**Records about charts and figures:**
* * * * *

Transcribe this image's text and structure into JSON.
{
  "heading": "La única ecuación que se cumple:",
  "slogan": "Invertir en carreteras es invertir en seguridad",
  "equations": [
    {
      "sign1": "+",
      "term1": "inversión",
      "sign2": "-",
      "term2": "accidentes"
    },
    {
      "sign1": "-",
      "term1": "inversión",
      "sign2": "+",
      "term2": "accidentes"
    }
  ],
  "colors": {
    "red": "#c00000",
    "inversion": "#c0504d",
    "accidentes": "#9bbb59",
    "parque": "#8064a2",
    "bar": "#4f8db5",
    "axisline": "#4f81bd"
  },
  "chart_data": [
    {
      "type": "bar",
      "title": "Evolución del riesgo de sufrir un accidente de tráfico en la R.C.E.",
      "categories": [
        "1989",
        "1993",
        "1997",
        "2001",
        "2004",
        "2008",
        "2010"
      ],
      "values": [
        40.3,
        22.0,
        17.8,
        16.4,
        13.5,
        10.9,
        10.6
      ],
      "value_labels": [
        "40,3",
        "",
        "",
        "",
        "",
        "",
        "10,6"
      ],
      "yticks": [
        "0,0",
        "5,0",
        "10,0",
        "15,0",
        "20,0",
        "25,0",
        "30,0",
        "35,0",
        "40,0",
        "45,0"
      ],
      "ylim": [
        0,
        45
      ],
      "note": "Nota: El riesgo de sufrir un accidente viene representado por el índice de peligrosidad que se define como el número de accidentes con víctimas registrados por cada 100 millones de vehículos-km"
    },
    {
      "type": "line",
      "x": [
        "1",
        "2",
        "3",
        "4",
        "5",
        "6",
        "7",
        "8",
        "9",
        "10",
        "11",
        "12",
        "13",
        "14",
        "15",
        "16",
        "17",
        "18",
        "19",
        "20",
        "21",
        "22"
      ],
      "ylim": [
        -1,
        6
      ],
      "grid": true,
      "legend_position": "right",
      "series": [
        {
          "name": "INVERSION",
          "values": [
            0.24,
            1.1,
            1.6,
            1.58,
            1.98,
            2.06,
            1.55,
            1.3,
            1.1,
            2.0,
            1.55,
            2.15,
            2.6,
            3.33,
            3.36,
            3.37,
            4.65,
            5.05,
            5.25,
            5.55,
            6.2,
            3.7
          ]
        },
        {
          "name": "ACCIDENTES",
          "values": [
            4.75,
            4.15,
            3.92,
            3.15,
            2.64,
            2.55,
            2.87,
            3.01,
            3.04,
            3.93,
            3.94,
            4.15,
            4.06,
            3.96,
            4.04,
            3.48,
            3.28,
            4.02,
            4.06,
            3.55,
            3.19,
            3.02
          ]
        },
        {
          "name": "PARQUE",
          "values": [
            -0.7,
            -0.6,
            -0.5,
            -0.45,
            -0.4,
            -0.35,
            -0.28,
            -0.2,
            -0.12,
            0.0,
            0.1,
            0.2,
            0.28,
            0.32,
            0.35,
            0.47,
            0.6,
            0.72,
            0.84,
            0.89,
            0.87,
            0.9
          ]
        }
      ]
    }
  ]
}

* * * * *

**Your goal:** Collect each line of the entries that has the word "name", copying it in full.

**Response:**
          "name": "INVERSION",
          "name": "ACCIDENTES",
          "name": "PARQUE",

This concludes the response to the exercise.